◆ **WHAT TO PRODUCE**: Go through the material below and copy each line where the word "title" appears.

◆ **RECORDED INFORMATION**:
####

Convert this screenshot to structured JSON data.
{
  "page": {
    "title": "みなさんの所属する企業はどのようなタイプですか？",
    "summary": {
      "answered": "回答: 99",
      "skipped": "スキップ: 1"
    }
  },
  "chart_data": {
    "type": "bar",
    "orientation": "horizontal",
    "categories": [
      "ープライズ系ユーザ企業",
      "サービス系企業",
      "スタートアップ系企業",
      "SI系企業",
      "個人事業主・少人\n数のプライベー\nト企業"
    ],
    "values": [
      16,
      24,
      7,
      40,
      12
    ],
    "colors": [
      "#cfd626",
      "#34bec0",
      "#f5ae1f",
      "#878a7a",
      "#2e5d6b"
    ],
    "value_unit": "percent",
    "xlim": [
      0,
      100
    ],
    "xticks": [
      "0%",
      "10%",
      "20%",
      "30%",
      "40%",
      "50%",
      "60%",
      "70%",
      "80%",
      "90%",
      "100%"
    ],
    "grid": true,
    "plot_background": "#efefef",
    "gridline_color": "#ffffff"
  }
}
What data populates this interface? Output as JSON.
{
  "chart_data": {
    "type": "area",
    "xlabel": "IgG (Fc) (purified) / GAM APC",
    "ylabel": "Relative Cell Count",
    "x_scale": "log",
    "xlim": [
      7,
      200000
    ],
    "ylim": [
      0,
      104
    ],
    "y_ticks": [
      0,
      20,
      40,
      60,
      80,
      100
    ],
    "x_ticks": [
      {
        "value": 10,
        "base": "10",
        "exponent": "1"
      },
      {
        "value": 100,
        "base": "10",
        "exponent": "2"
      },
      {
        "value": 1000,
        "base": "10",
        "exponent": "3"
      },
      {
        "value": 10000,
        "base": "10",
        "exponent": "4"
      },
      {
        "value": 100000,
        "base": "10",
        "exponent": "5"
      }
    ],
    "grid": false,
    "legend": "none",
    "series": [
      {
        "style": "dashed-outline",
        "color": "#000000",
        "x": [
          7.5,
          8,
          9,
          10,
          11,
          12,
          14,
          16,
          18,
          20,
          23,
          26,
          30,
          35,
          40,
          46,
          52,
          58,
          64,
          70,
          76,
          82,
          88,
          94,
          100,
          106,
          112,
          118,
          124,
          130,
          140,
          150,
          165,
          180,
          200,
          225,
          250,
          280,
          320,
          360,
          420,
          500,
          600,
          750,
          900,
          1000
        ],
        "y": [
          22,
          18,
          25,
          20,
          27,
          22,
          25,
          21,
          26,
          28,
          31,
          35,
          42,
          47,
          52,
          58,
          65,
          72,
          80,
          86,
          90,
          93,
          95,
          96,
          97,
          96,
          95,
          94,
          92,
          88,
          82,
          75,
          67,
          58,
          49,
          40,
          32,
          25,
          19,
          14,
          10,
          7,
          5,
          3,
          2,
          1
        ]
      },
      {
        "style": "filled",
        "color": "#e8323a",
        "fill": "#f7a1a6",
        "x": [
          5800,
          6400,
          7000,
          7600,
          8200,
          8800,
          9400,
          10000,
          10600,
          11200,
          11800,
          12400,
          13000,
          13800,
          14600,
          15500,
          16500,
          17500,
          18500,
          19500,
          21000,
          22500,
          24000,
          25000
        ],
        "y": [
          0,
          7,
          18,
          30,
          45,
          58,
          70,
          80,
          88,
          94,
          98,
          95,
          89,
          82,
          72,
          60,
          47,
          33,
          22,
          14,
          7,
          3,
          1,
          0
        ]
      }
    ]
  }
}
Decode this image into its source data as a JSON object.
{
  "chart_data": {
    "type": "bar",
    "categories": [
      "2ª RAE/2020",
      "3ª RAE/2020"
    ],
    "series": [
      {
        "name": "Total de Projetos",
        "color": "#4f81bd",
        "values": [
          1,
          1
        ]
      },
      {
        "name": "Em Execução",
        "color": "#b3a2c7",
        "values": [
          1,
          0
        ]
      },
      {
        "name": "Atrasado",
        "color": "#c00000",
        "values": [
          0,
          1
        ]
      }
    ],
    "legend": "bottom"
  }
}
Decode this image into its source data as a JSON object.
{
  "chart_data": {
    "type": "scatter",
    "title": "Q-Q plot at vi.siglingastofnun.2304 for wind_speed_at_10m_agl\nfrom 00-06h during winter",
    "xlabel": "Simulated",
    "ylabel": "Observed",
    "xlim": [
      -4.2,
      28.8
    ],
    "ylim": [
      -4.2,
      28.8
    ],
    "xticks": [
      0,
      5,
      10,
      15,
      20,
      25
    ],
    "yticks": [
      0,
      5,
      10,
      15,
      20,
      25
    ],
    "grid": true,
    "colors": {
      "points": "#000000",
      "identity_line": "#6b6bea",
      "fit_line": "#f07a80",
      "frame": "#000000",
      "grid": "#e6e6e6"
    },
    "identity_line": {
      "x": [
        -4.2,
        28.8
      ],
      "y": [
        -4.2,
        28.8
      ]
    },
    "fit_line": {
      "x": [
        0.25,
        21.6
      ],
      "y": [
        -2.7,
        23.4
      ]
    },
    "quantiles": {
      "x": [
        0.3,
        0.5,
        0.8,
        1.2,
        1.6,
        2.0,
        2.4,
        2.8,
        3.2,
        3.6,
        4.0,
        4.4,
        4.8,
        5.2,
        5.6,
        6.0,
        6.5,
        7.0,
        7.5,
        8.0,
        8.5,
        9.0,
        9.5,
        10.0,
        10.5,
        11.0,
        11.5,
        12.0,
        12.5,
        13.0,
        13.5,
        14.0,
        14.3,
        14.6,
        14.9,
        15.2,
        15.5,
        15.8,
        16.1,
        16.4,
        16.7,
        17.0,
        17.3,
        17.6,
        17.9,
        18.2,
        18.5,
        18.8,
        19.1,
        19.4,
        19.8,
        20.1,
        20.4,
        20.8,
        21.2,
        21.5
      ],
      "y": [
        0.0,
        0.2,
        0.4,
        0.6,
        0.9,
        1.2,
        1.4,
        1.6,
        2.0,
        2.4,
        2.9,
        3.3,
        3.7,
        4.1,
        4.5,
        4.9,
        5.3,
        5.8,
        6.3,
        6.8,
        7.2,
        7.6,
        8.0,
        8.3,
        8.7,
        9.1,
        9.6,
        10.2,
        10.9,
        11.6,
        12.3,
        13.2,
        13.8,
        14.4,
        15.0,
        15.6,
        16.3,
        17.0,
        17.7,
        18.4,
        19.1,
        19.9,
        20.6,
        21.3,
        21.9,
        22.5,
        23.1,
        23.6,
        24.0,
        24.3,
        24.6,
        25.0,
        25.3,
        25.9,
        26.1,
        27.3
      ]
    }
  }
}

####

◆ **TASK OUTPUT**:
    "title": "みなさんの所属する企業はどのようなタイプですか？",
    "title": "Q-Q plot at vi.siglingastofnun.2304 for wind_speed_at_10m_agl\nfrom 00-06h during winter",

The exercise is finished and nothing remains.